[Data entries]
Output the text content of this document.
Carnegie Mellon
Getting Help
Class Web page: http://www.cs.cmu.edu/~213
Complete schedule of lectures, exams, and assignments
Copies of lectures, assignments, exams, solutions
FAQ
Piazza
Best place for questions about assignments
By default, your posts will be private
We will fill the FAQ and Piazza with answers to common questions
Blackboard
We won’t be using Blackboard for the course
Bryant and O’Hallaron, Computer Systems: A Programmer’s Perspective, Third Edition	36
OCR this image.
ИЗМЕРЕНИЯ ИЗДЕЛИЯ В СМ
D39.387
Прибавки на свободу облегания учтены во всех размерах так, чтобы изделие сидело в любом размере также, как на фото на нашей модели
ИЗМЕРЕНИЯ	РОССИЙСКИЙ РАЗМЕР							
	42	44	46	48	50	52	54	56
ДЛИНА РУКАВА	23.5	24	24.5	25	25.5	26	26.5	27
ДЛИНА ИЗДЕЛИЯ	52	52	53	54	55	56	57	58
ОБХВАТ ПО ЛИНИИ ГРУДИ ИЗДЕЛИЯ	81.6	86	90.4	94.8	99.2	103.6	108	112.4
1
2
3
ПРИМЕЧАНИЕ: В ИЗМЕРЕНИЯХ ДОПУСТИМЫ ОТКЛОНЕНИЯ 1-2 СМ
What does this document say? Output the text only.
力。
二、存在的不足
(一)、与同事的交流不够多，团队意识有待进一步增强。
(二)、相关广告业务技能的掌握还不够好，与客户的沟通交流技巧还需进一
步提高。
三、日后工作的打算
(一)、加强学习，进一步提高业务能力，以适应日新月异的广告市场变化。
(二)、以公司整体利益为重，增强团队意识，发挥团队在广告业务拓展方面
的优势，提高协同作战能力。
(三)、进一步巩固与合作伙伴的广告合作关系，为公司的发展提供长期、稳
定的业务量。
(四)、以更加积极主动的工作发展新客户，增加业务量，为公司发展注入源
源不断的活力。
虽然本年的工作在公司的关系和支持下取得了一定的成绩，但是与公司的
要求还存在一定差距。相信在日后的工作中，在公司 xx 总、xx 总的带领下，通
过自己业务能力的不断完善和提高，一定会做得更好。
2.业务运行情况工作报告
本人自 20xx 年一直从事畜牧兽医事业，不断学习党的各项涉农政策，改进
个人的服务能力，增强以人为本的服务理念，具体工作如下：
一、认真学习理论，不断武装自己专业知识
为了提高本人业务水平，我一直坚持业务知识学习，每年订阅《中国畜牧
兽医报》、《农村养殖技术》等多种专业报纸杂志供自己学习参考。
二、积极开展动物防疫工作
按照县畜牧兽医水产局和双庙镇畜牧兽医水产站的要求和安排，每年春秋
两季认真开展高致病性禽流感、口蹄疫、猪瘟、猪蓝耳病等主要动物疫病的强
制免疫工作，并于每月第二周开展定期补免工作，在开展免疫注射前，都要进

# GIVEN EXERCISE:
Each line above must be printed exactly as it appears.

# TASK SOLUTION:
Output the text content of this document.
Carnegie Mellon
Getting Help
Class Web page: http://www.cs.cmu.edu/~213
Complete schedule of lectures, exams, and assignments
Copies of lectures, assignments, exams, solutions
FAQ
Piazza
Best place for questions about assignments
By default, your posts will be private
We will fill the FAQ and Piazza with answers to common questions
Blackboard
We won’t be using Blackboard for the course
Bryant and O’Hallaron, Computer Systems: A Programmer’s Perspective, Third Edition	36
OCR this image.
ИЗМЕРЕНИЯ ИЗДЕЛИЯ В СМ
D39.387
Прибавки на свободу облегания учтены во всех размерах так, чтобы изделие сидело в любом размере также, как на фото на нашей модели
ИЗМЕРЕНИЯ	РОССИЙСКИЙ РАЗМЕР							
	42	44	46	48	50	52	54	56
ДЛИНА РУКАВА	23.5	24	24.5	25	25.5	26	26.5	27
ДЛИНА ИЗДЕЛИЯ	52	52	53	54	55	56	57	58
ОБХВАТ ПО ЛИНИИ ГРУДИ ИЗДЕЛИЯ	81.6	86	90.4	94.8	99.2	103.6	108	112.4
1
2
3
ПРИМЕЧАНИЕ: В ИЗМЕРЕНИЯХ ДОПУСТИМЫ ОТКЛОНЕНИЯ 1-2 СМ
What does this document say? Output the text only.
力。
二、存在的不足
(一)、与同事的交流不够多，团队意识有待进一步增强。
(二)、相关广告业务技能的掌握还不够好，与客户的沟通交流技巧还需进一
步提高。
三、日后工作的打算
(一)、加强学习，进一步提高业务能力，以适应日新月异的广告市场变化。
(二)、以公司整体利益为重，增强团队意识，发挥团队在广告业务拓展方面
的优势，提高协同作战能力。
(三)、进一步巩固与合作伙伴的广告合作关系，为公司的发展提供长期、稳
定的业务量。
(四)、以更加积极主动的工作发展新客户，增加业务量，为公司发展注入源
源不断的活力。
虽然本年的工作在公司的关系和支持下取得了一定的成绩，但是与公司的
要求还存在一定差距。相信在日后的工作中，在公司 xx 总、xx 总的带领下，通
过自己业务能力的不断完善和提高，一定会做得更好。
2.业务运行情况工作报告
本人自 20xx 年一直从事畜牧兽医事业，不断学习党的各项涉农政策，改进
个人的服务能力，增强以人为本的服务理念，具体工作如下：
一、认真学习理论，不断武装自己专业知识
为了提高本人业务水平，我一直坚持业务知识学习，每年订阅《中国畜牧
兽医报》、《农村养殖技术》等多种专业报纸杂志供自己学习参考。
二、积极开展动物防疫工作
按照县畜牧兽医水产局和双庙镇畜牧兽医水产站的要求和安排，每年春秋
两季认真开展高致病性禽流感、口蹄疫、猪瘟、猪蓝耳病等主要动物疫病的强
制免疫工作，并于每月第二周开展定期补免工作，在开展免疫注射前，都要进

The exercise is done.